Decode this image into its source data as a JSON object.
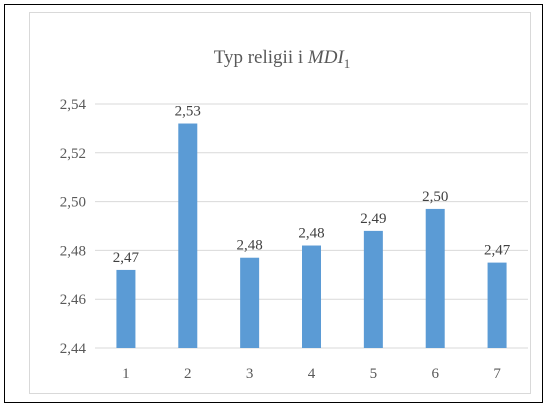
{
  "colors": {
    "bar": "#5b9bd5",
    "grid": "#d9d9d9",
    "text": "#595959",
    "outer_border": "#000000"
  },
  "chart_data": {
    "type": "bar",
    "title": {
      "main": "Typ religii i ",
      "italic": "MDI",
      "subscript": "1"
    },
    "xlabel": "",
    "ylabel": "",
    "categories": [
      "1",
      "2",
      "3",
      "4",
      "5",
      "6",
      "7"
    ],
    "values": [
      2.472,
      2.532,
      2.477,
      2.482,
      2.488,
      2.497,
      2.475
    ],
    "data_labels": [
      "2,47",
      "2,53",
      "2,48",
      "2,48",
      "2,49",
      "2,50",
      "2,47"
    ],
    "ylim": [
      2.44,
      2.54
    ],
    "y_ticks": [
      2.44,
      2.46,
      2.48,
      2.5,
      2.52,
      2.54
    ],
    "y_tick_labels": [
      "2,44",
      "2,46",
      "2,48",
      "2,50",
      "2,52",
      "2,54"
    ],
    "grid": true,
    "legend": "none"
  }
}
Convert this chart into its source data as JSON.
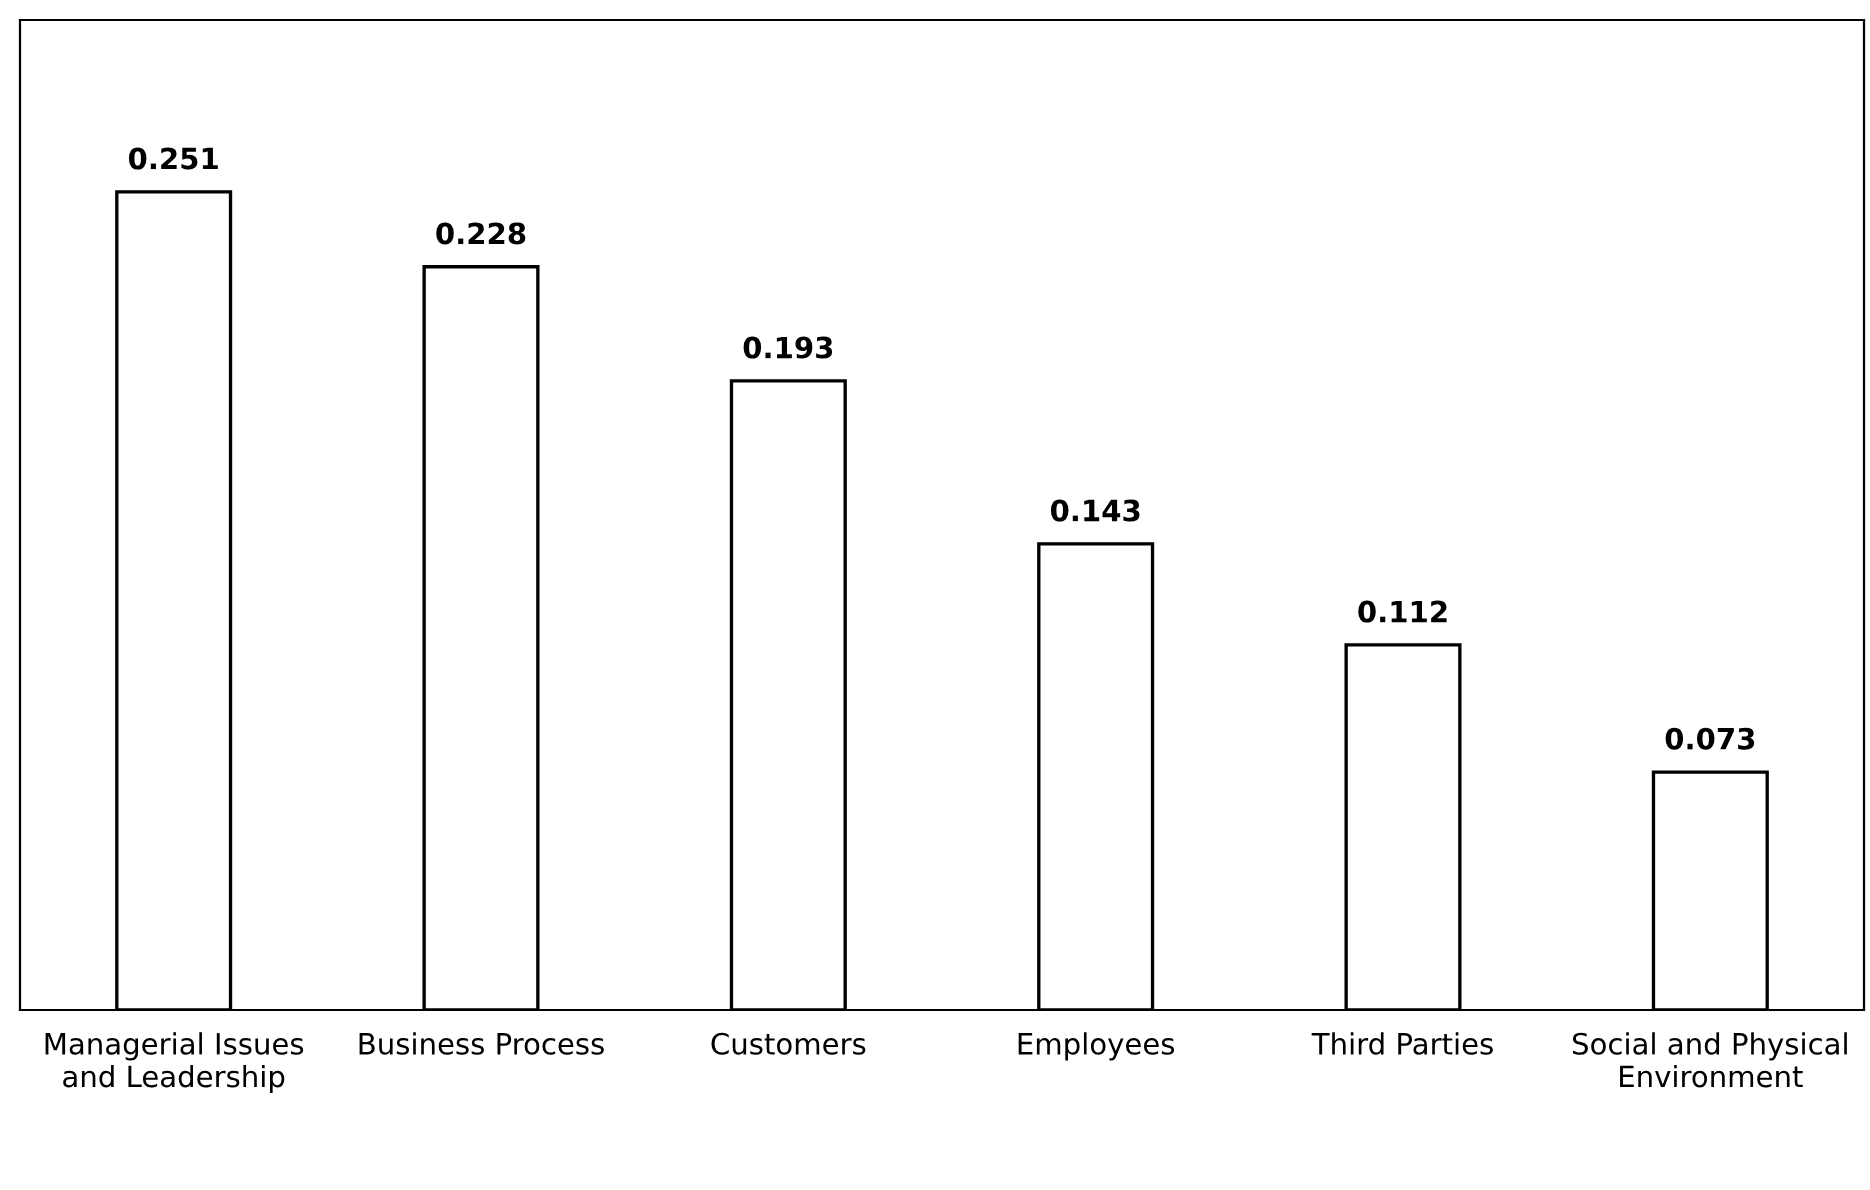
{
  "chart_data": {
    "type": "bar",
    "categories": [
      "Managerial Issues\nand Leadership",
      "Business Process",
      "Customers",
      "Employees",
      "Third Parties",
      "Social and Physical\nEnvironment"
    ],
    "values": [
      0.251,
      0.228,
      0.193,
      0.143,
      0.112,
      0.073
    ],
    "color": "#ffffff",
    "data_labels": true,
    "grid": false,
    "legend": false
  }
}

---

Pull every line containing the word "source" out of the material and copy it.

(Response for this exercise)
Decode this image into its source data as a JSON object.
Convert this chart into its source data as JSON.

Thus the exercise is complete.